:: PROBLEM DESCRIPTION ::
Check each line of the material. Copy those containing "icon".

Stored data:
%%

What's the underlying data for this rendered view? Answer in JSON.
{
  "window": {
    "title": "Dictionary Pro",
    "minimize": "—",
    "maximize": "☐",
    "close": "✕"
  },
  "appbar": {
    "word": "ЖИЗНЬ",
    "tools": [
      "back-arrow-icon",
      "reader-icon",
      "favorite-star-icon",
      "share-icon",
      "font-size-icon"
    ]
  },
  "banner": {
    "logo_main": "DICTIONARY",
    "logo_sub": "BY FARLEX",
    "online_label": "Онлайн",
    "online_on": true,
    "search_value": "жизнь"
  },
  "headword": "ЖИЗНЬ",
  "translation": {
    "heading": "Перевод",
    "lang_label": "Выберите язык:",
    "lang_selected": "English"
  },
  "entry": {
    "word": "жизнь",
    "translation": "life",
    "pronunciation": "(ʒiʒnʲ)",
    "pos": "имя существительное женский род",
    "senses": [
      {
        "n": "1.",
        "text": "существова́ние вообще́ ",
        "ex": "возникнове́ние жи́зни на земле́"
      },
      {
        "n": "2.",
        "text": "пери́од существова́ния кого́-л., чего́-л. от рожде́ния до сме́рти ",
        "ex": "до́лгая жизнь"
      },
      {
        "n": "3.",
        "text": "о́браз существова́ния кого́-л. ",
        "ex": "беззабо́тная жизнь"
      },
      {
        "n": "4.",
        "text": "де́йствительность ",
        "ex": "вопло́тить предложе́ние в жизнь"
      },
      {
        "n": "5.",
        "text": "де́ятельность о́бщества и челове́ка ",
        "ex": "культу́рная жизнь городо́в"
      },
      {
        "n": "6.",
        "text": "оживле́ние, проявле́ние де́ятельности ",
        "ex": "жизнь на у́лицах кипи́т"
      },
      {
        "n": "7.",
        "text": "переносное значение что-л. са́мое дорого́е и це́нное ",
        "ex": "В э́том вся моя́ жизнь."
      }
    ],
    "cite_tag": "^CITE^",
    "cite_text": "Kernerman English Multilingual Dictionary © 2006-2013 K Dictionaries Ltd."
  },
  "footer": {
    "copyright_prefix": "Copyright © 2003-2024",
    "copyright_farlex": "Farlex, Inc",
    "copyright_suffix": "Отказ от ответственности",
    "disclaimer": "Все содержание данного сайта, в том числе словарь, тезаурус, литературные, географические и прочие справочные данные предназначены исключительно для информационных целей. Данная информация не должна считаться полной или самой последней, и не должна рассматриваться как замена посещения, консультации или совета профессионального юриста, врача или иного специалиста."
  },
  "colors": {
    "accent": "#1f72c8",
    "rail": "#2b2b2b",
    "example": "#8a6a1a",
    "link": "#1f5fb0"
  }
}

%%

:: TASK OUTPUT ::
      "back-arrow-icon",
      "reader-icon",
      "favorite-star-icon",
      "share-icon",
      "font-size-icon"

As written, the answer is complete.